*GIVEN PROBLEM*: An exact copy of the records is required, minus the pictures they hold.

#### MATERIAL FOR THIS TASK ####

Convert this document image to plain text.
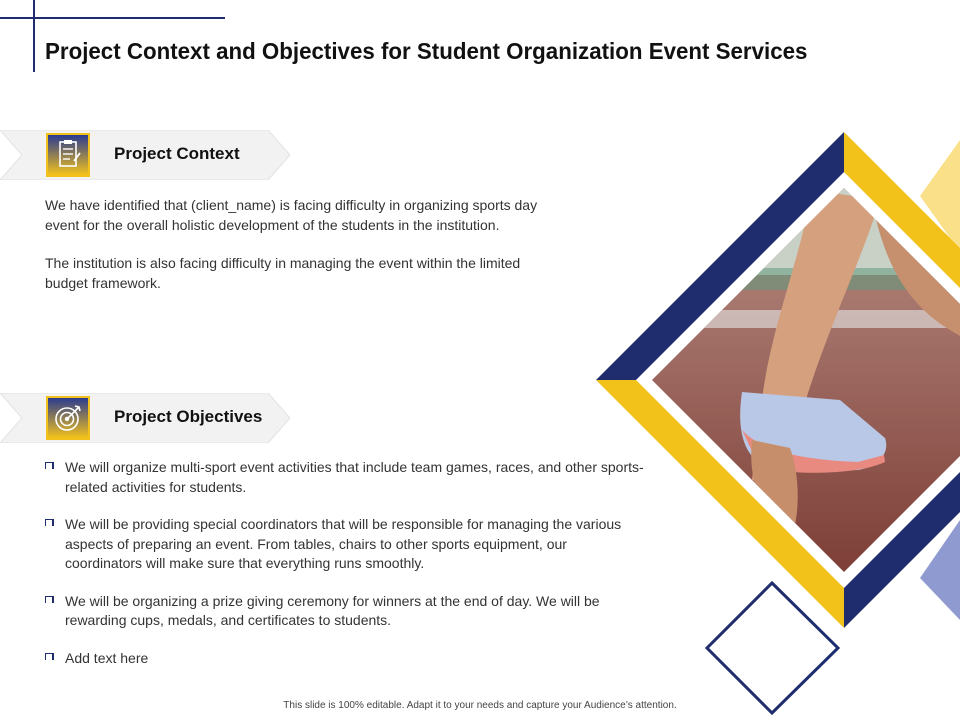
Project Context and Objectives for Student Organization Event Services
Project Context

We have identified that (client_name) is facing difficulty in organizing sports day event for the overall holistic development of the students in the institution.

The institution is also facing difficulty in managing the event within the limited budget framework.

Project Objectives
We will organize multi-sport event activities that include team games, races, and other sports-related activities for students.
We will be providing special coordinators that will be responsible for managing the various aspects of preparing an event. From tables, chairs to other sports equipment, our coordinators will make sure that everything runs smoothly.
We will be organizing a prize giving ceremony for winners at the end of day. We will be rewarding cups, medals, and certificates to students.
Add text here
This slide is 100% editable. Adapt it to your needs and capture your Audience’s attention.
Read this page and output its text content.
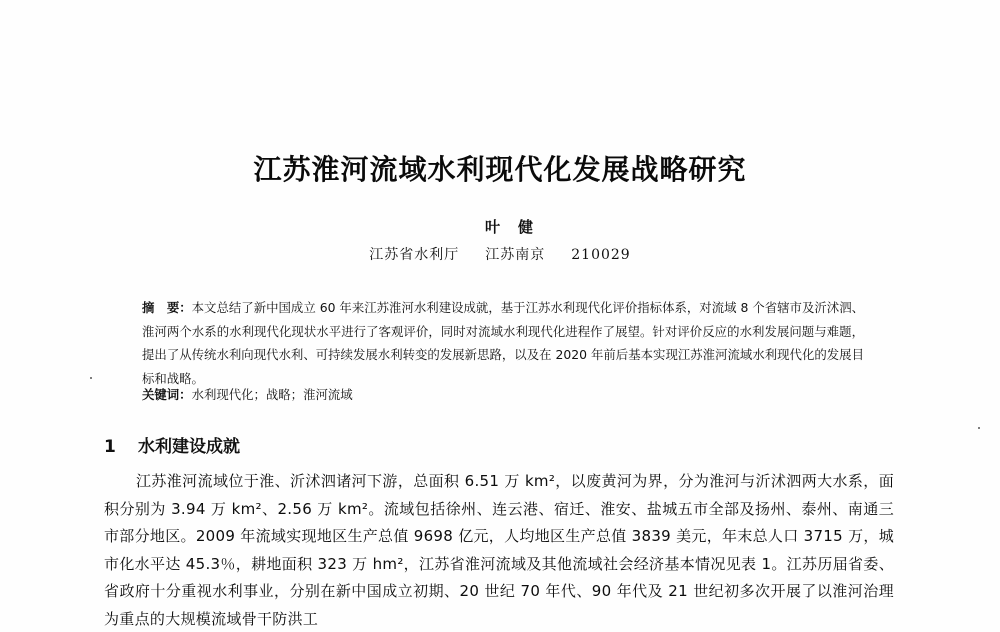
江苏淮河流域水利现代化发展战略研究
叶健
江苏省水利厅 江苏南京 210029
摘　要：本文总结了新中国成立 60 年来江苏淮河水利建设成就，基于江苏水利现代化评价指标体系，对流域 8 个省辖市及沂沭泗、淮河两个水系的水利现代化现状水平进行了客观评价，同时对流域水利现代化进程作了展望。针对评价反应的水利发展问题与难题，提出了从传统水利向现代水利、可持续发展水利转变的发展新思路，以及在 2020 年前后基本实现江苏淮河流域水利现代化的发展目标和战略。
关键词：水利现代化；战略；淮河流域
1 水利建设成就
江苏淮河流域位于淮、沂沭泗诸河下游，总面积 6.51 万 km²，以废黄河为界，分为淮河与沂沭泗两大水系，面积分别为 3.94 万 km²、2.56 万 km²。流域包括徐州、连云港、宿迁、淮安、盐城五市全部及扬州、泰州、南通三市部分地区。2009 年流域实现地区生产总值 9698 亿元，人均地区生产总值 3839 美元，年末总人口 3715 万，城市化水平达 45.3％，耕地面积 323 万 hm²，江苏省淮河流域及其他流域社会经济基本情况见表 1。江苏历届省委、省政府十分重视水利事业，分别在新中国成立初期、20 世纪 70 年代、90 年代及 21 世纪初多次开展了以淮河治理为重点的大规模流域骨干防洪工
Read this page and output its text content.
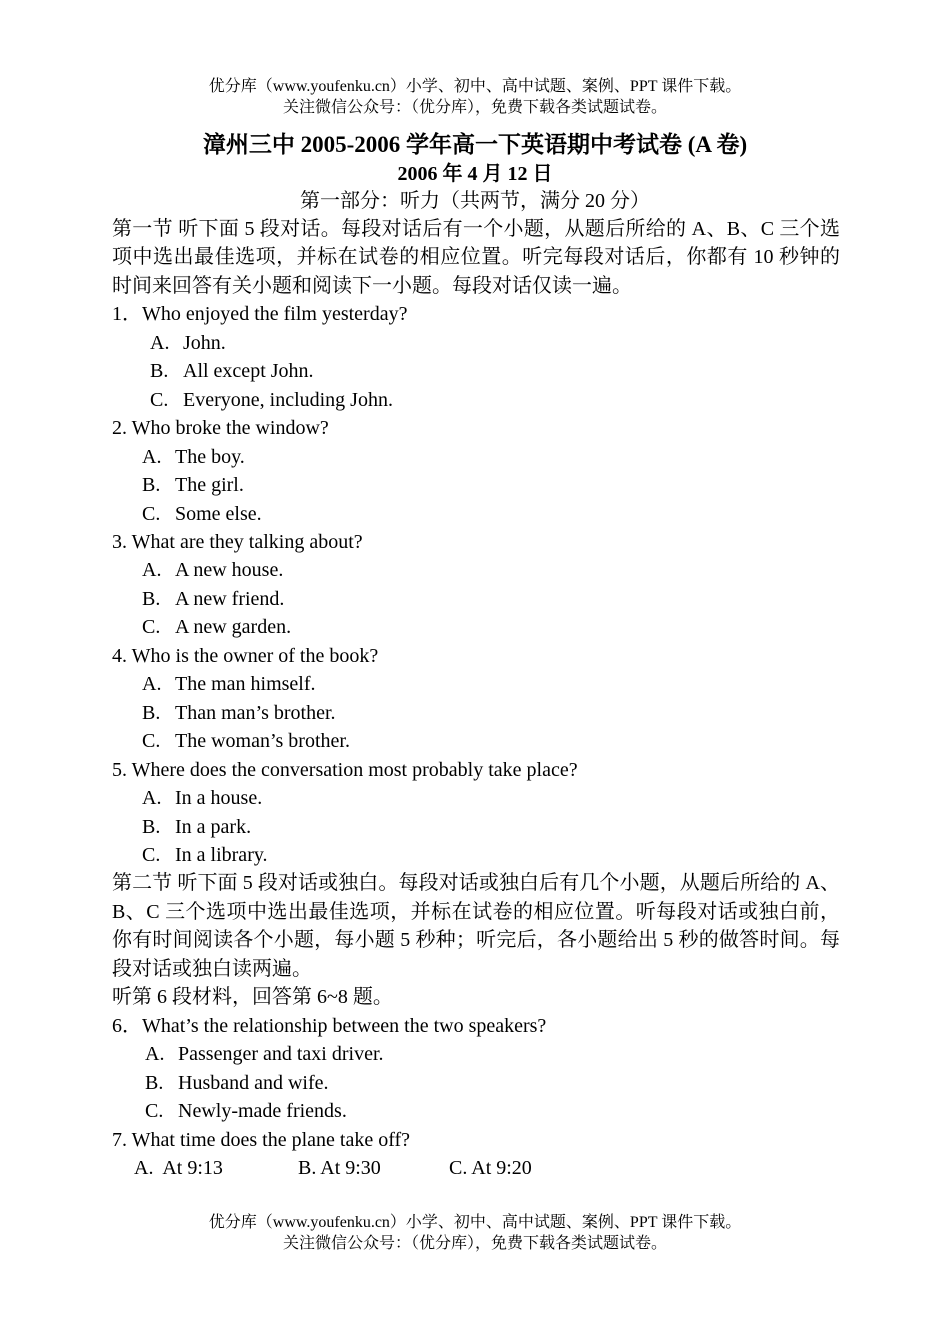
优分库（www.youfenku.cn）小学、初中、高中试题、案例、PPT 课件下载。
关注微信公众号：（优分库），免费下载各类试题试卷。
漳州三中 2005-2006 学年高一下英语期中考试卷 (A 卷)
2006 年 4 月 12 日
第一部分：听力（共两节，满分 20 分）
第一节 听下面 5 段对话。每段对话后有一个小题，从题后所给的 A、B、C 三个选项中选出最佳选项，并标在试卷的相应位置。听完每段对话后，你都有 10 秒钟的时间来回答有关小题和阅读下一小题。每段对话仅读一遍。
1．Who enjoyed the film yesterday?
A. John.
B. All except John.
C. Everyone, including John.
2. Who broke the window?
A. The boy.
B. The girl.
C. Some else.
3. What are they talking about?
A. A new house.
B. A new friend.
C. A new garden.
4. Who is the owner of the book?
A. The man himself.
B. Than man’s brother.
C. The woman’s brother.
5. Where does the conversation most probably take place?
A. In a house.
B. In a park.
C. In a library.
第二节 听下面 5 段对话或独白。每段对话或独白后有几个小题，从题后所给的 A、B、C 三个选项中选出最佳选项，并标在试卷的相应位置。听每段对话或独白前，你有时间阅读各个小题，每小题 5 秒种；听完后，各小题给出 5 秒的做答时间。每段对话或独白读两遍。
听第 6 段材料，回答第 6~8 题。
6．What’s the relationship between the two speakers?
A. Passenger and taxi driver.
B. Husband and wife.
C. Newly-made friends.
7. What time does the plane take off?
A. At 9:13	B. At 9:30	C. At 9:20
优分库（www.youfenku.cn）小学、初中、高中试题、案例、PPT 课件下载。
关注微信公众号：（优分库），免费下载各类试题试卷。
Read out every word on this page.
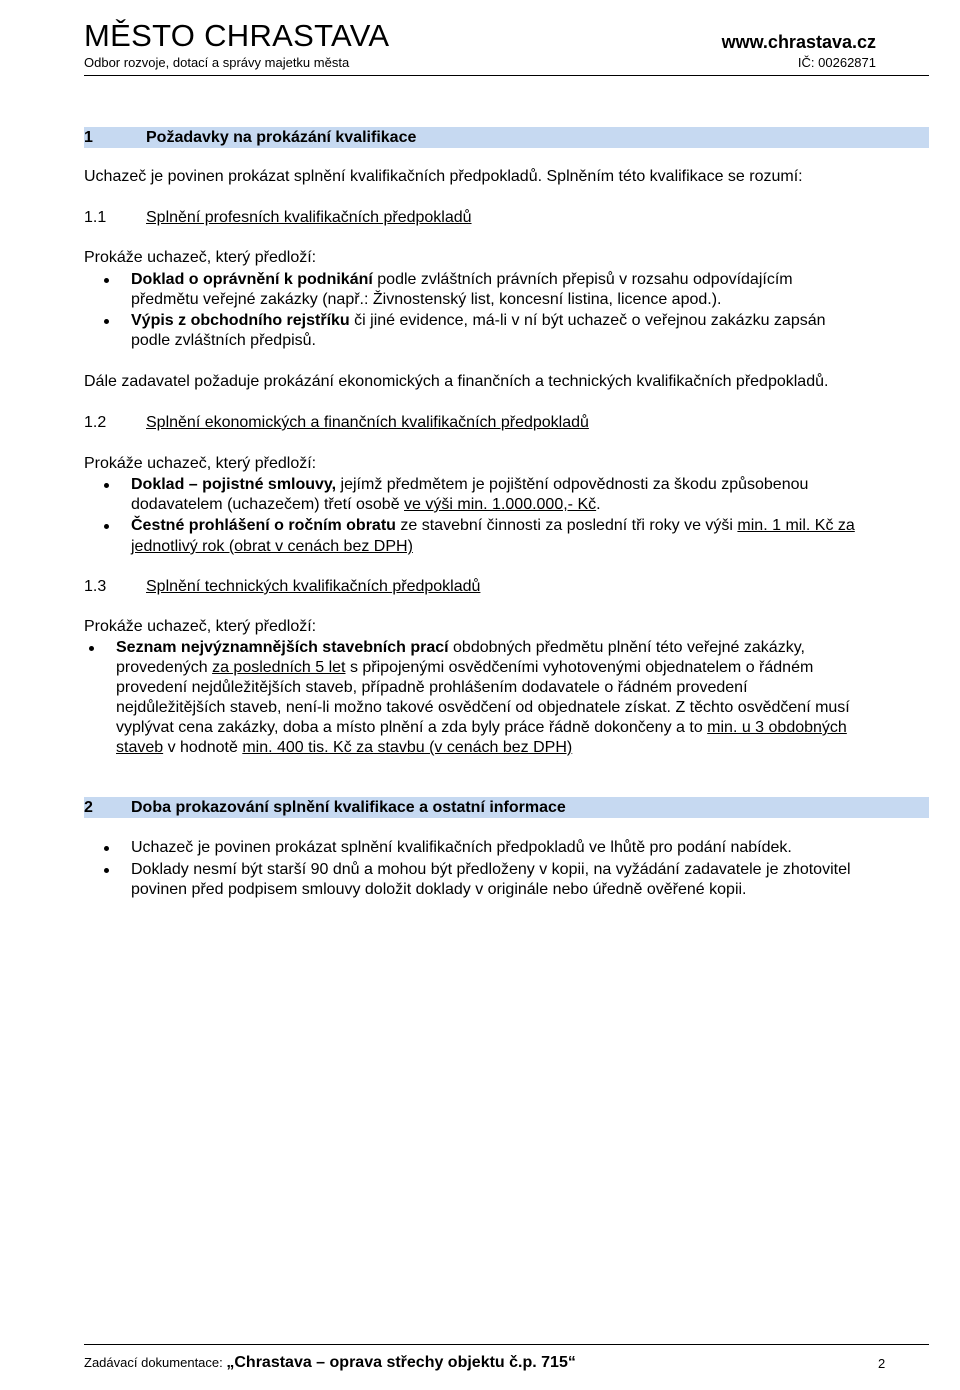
MĚSTO CHRASTAVA	www.chrastava.cz
Odbor rozvoje, dotací a správy majetku města	IČ: 00262871
1	Požadavky na prokázání kvalifikace
Uchazeč je povinen prokázat splnění kvalifikačních předpokladů. Splněním této kvalifikace se rozumí:
1.1 Splnění profesních kvalifikačních předpokladů
Prokáže uchazeč, který předloží:
Doklad o oprávnění k podnikání podle zvláštních právních přepisů v rozsahu odpovídajícím
předmětu veřejné zakázky (např.: Živnostenský list, koncesní listina, licence apod.).
Výpis z obchodního rejstříku či jiné evidence, má-li v ní být uchazeč o veřejnou zakázku zapsán
podle zvláštních předpisů.
Dále zadavatel požaduje prokázání ekonomických a finančních a technických kvalifikačních předpokladů.
1.2 Splnění ekonomických a finančních kvalifikačních předpokladů
Prokáže uchazeč, který předloží:
Doklad – pojistné smlouvy, jejímž předmětem je pojištění odpovědnosti za škodu způsobenou
dodavatelem (uchazečem) třetí osobě ve výši min. 1.000.000,- Kč.
Čestné prohlášení o ročním obratu ze stavební činnosti za poslední tři roky ve výši min. 1 mil. Kč za
jednotlivý rok (obrat v cenách bez DPH)
1.3 Splnění technických kvalifikačních předpokladů
Prokáže uchazeč, který předloží:
Seznam nejvýznamnějších stavebních prací obdobných předmětu plnění této veřejné zakázky,
provedených za posledních 5 let s připojenými osvědčeními vyhotovenými objednatelem o řádném
provedení nejdůležitějších staveb, případně prohlášením dodavatele o řádném provedení
nejdůležitějších staveb, není-li možno takové osvědčení od objednatele získat. Z těchto osvědčení musí
vyplývat cena zakázky, doba a místo plnění a zda byly práce řádně dokončeny a to min. u 3 obdobných
staveb v hodnotě min. 400 tis. Kč za stavbu (v cenách bez DPH)
2 Doba prokazování splnění kvalifikace a ostatní informace
Uchazeč je povinen prokázat splnění kvalifikačních předpokladů ve lhůtě pro podání nabídek.
Doklady nesmí být starší 90 dnů a mohou být předloženy v kopii, na vyžádání zadavatele je zhotovitel
povinen před podpisem smlouvy doložit doklady v originále nebo úředně ověřené kopii.
Zadávací dokumentace: „Chrastava – oprava střechy objektu č.p. 715“	2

####

*WRITTEN RESPONSE*:
Convert this document image to plain text.
Project Context and Objectives for Student Organization Event Services
Project Context

We have identified that (client_name) is facing difficulty in organizing sports day event for the overall holistic development of the students in the institution.

The institution is also facing difficulty in managing the event within the limited budget framework.

Project Objectives
We will organize multi-sport event activities that include team games, races, and other sports-related activities for students.
We will be providing special coordinators that will be responsible for managing the various aspects of preparing an event. From tables, chairs to other sports equipment, our coordinators will make sure that everything runs smoothly.
We will be organizing a prize giving ceremony for winners at the end of day. We will be rewarding cups, medals, and certificates to students.
Add text here
This slide is 100% editable. Adapt it to your needs and capture your Audience’s attention.
Read this page and output its text content.
江苏淮河流域水利现代化发展战略研究
叶健
江苏省水利厅 江苏南京 210029
摘　要：本文总结了新中国成立 60 年来江苏淮河水利建设成就，基于江苏水利现代化评价指标体系，对流域 8 个省辖市及沂沭泗、淮河两个水系的水利现代化现状水平进行了客观评价，同时对流域水利现代化进程作了展望。针对评价反应的水利发展问题与难题，提出了从传统水利向现代水利、可持续发展水利转变的发展新思路，以及在 2020 年前后基本实现江苏淮河流域水利现代化的发展目标和战略。
关键词：水利现代化；战略；淮河流域
1 水利建设成就
江苏淮河流域位于淮、沂沭泗诸河下游，总面积 6.51 万 km²，以废黄河为界，分为淮河与沂沭泗两大水系，面积分别为 3.94 万 km²、2.56 万 km²。流域包括徐州、连云港、宿迁、淮安、盐城五市全部及扬州、泰州、南通三市部分地区。2009 年流域实现地区生产总值 9698 亿元，人均地区生产总值 3839 美元，年末总人口 3715 万，城市化水平达 45.3％，耕地面积 323 万 hm²，江苏省淮河流域及其他流域社会经济基本情况见表 1。江苏历届省委、省政府十分重视水利事业，分别在新中国成立初期、20 世纪 70 年代、90 年代及 21 世纪初多次开展了以淮河治理为重点的大规模流域骨干防洪工
Read this page and output its text content.
优分库（www.youfenku.cn）小学、初中、高中试题、案例、PPT 课件下载。
关注微信公众号：（优分库），免费下载各类试题试卷。
漳州三中 2005-2006 学年高一下英语期中考试卷 (A 卷)
2006 年 4 月 12 日
第一部分：听力（共两节，满分 20 分）
第一节 听下面 5 段对话。每段对话后有一个小题，从题后所给的 A、B、C 三个选项中选出最佳选项，并标在试卷的相应位置。听完每段对话后，你都有 10 秒钟的时间来回答有关小题和阅读下一小题。每段对话仅读一遍。
1．Who enjoyed the film yesterday?
A. John.
B. All except John.
C. Everyone, including John.
2. Who broke the window?
A. The boy.
B. The girl.
C. Some else.
3. What are they talking about?
A. A new house.
B. A new friend.
C. A new garden.
4. Who is the owner of the book?
A. The man himself.
B. Than man’s brother.
C. The woman’s brother.
5. Where does the conversation most probably take place?
A. In a house.
B. In a park.
C. In a library.
第二节 听下面 5 段对话或独白。每段对话或独白后有几个小题，从题后所给的 A、B、C 三个选项中选出最佳选项，并标在试卷的相应位置。听每段对话或独白前，你有时间阅读各个小题，每小题 5 秒种；听完后，各小题给出 5 秒的做答时间。每段对话或独白读两遍。
听第 6 段材料，回答第 6~8 题。
6．What’s the relationship between the two speakers?
A. Passenger and taxi driver.
B. Husband and wife.
C. Newly-made friends.
7. What time does the plane take off?
A. At 9:13	B. At 9:30	C. At 9:20
优分库（www.youfenku.cn）小学、初中、高中试题、案例、PPT 课件下载。
关注微信公众号：（优分库），免费下载各类试题试卷。
Read out every word on this page.
MĚSTO CHRASTAVA	www.chrastava.cz
Odbor rozvoje, dotací a správy majetku města	IČ: 00262871
1	Požadavky na prokázání kvalifikace
Uchazeč je povinen prokázat splnění kvalifikačních předpokladů. Splněním této kvalifikace se rozumí:
1.1 Splnění profesních kvalifikačních předpokladů
Prokáže uchazeč, který předloží:
Doklad o oprávnění k podnikání podle zvláštních právních přepisů v rozsahu odpovídajícím
předmětu veřejné zakázky (např.: Živnostenský list, koncesní listina, licence apod.).
Výpis z obchodního rejstříku či jiné evidence, má-li v ní být uchazeč o veřejnou zakázku zapsán
podle zvláštních předpisů.
Dále zadavatel požaduje prokázání ekonomických a finančních a technických kvalifikačních předpokladů.
1.2 Splnění ekonomických a finančních kvalifikačních předpokladů
Prokáže uchazeč, který předloží:
Doklad – pojistné smlouvy, jejímž předmětem je pojištění odpovědnosti za škodu způsobenou
dodavatelem (uchazečem) třetí osobě ve výši min. 1.000.000,- Kč.
Čestné prohlášení o ročním obratu ze stavební činnosti za poslední tři roky ve výši min. 1 mil. Kč za
jednotlivý rok (obrat v cenách bez DPH)
1.3 Splnění technických kvalifikačních předpokladů
Prokáže uchazeč, který předloží:
Seznam nejvýznamnějších stavebních prací obdobných předmětu plnění této veřejné zakázky,
provedených za posledních 5 let s připojenými osvědčeními vyhotovenými objednatelem o řádném
provedení nejdůležitějších staveb, případně prohlášením dodavatele o řádném provedení
nejdůležitějších staveb, není-li možno takové osvědčení od objednatele získat. Z těchto osvědčení musí
vyplývat cena zakázky, doba a místo plnění a zda byly práce řádně dokončeny a to min. u 3 obdobných
staveb v hodnotě min. 400 tis. Kč za stavbu (v cenách bez DPH)
2 Doba prokazování splnění kvalifikace a ostatní informace
Uchazeč je povinen prokázat splnění kvalifikačních předpokladů ve lhůtě pro podání nabídek.
Doklady nesmí být starší 90 dnů a mohou být předloženy v kopii, na vyžádání zadavatele je zhotovitel
povinen před podpisem smlouvy doložit doklady v originále nebo úředně ověřené kopii.
Zadávací dokumentace: „Chrastava – oprava střechy objektu č.p. 715“	2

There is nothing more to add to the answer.